**Stated problem**
Leave the pictures out and print every record below exactly as it stands.
--- start Information given ---
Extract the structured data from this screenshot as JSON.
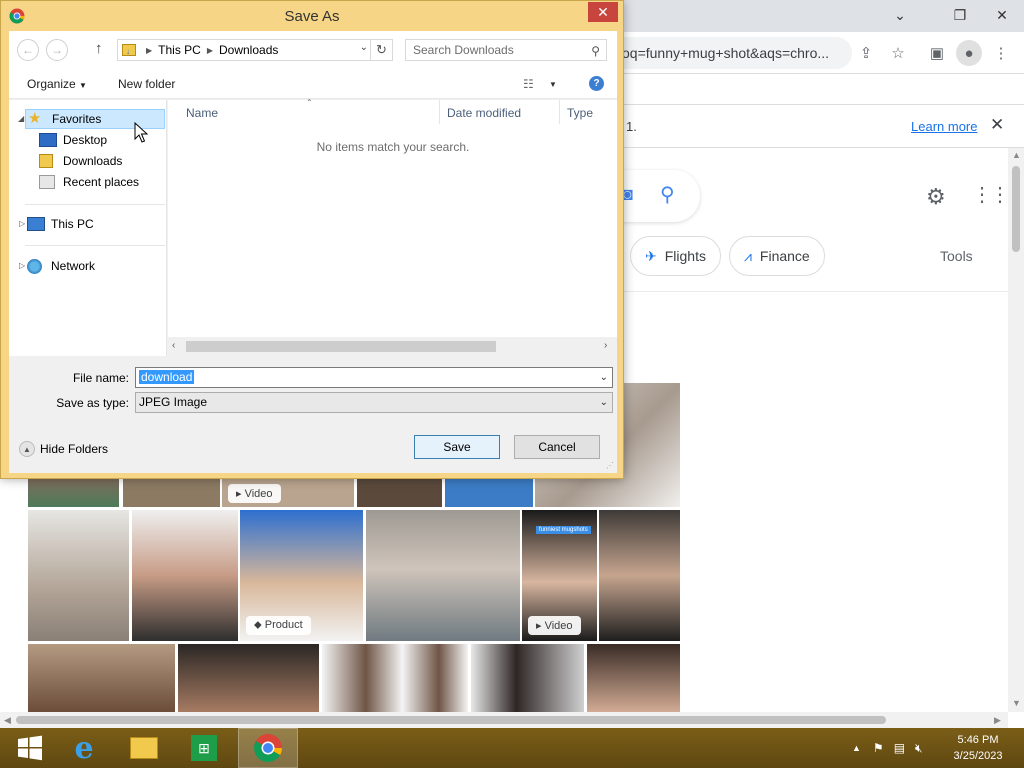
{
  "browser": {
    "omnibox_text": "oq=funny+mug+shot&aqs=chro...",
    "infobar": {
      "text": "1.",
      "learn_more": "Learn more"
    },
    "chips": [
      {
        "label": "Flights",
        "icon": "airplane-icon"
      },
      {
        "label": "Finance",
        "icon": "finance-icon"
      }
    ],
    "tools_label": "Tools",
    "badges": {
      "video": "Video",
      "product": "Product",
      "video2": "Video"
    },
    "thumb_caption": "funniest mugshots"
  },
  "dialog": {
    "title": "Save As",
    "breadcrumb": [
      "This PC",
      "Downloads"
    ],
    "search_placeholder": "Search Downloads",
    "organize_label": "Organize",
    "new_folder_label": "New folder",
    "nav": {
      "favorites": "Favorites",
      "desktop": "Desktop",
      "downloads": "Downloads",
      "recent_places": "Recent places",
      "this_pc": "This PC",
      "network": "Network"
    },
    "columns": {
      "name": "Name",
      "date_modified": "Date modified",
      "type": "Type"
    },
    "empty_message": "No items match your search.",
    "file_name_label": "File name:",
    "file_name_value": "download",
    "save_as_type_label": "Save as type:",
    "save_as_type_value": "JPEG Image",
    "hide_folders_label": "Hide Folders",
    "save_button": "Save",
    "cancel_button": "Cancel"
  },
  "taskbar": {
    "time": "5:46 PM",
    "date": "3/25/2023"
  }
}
--- end Information given ---
**Response for this exercise**
Extract the structured data from this screenshot as JSON.
{
  "browser": {
    "omnibox_text": "oq=funny+mug+shot&aqs=chro...",
    "infobar": {
      "text": "1.",
      "learn_more": "Learn more"
    },
    "chips": [
      {
        "label": "Flights",
        "icon": "airplane-icon"
      },
      {
        "label": "Finance",
        "icon": "finance-icon"
      }
    ],
    "tools_label": "Tools",
    "badges": {
      "video": "Video",
      "product": "Product",
      "video2": "Video"
    },
    "thumb_caption": "funniest mugshots"
  },
  "dialog": {
    "title": "Save As",
    "breadcrumb": [
      "This PC",
      "Downloads"
    ],
    "search_placeholder": "Search Downloads",
    "organize_label": "Organize",
    "new_folder_label": "New folder",
    "nav": {
      "favorites": "Favorites",
      "desktop": "Desktop",
      "downloads": "Downloads",
      "recent_places": "Recent places",
      "this_pc": "This PC",
      "network": "Network"
    },
    "columns": {
      "name": "Name",
      "date_modified": "Date modified",
      "type": "Type"
    },
    "empty_message": "No items match your search.",
    "file_name_label": "File name:",
    "file_name_value": "download",
    "save_as_type_label": "Save as type:",
    "save_as_type_value": "JPEG Image",
    "hide_folders_label": "Hide Folders",
    "save_button": "Save",
    "cancel_button": "Cancel"
  },
  "taskbar": {
    "time": "5:46 PM",
    "date": "3/25/2023"
  }
}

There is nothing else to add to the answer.